>> Start RECORD LIST
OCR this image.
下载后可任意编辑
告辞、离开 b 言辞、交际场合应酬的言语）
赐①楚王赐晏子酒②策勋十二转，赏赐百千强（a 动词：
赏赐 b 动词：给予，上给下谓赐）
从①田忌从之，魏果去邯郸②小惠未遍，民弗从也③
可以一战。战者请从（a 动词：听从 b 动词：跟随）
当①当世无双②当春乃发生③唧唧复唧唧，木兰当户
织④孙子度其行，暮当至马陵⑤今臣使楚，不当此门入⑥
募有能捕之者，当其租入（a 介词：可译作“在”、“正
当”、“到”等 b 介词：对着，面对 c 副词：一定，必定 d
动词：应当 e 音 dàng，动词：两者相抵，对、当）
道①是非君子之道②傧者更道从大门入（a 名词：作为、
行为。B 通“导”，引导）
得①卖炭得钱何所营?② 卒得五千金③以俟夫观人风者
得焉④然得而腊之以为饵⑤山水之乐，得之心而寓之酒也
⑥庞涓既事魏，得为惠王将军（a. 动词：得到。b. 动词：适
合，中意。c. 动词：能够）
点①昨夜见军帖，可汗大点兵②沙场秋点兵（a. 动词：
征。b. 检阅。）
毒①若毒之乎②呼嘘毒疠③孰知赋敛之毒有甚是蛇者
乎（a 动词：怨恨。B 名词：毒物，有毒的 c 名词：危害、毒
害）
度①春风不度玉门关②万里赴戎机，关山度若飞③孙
>> End RECORD LIST
* [WHAT YOU ARE ASKED TO DO]: Please give back all of the records exactly as written.

* [OUTPUT FOR THIS TASK]:
OCR this image.
下载后可任意编辑
告辞、离开 b 言辞、交际场合应酬的言语）
赐①楚王赐晏子酒②策勋十二转，赏赐百千强（a 动词：
赏赐 b 动词：给予，上给下谓赐）
从①田忌从之，魏果去邯郸②小惠未遍，民弗从也③
可以一战。战者请从（a 动词：听从 b 动词：跟随）
当①当世无双②当春乃发生③唧唧复唧唧，木兰当户
织④孙子度其行，暮当至马陵⑤今臣使楚，不当此门入⑥
募有能捕之者，当其租入（a 介词：可译作“在”、“正
当”、“到”等 b 介词：对着，面对 c 副词：一定，必定 d
动词：应当 e 音 dàng，动词：两者相抵，对、当）
道①是非君子之道②傧者更道从大门入（a 名词：作为、
行为。B 通“导”，引导）
得①卖炭得钱何所营?② 卒得五千金③以俟夫观人风者
得焉④然得而腊之以为饵⑤山水之乐，得之心而寓之酒也
⑥庞涓既事魏，得为惠王将军（a. 动词：得到。b. 动词：适
合，中意。c. 动词：能够）
点①昨夜见军帖，可汗大点兵②沙场秋点兵（a. 动词：
征。b. 检阅。）
毒①若毒之乎②呼嘘毒疠③孰知赋敛之毒有甚是蛇者
乎（a 动词：怨恨。B 名词：毒物，有毒的 c 名词：危害、毒
害）
度①春风不度玉门关②万里赴戎机，关山度若飞③孙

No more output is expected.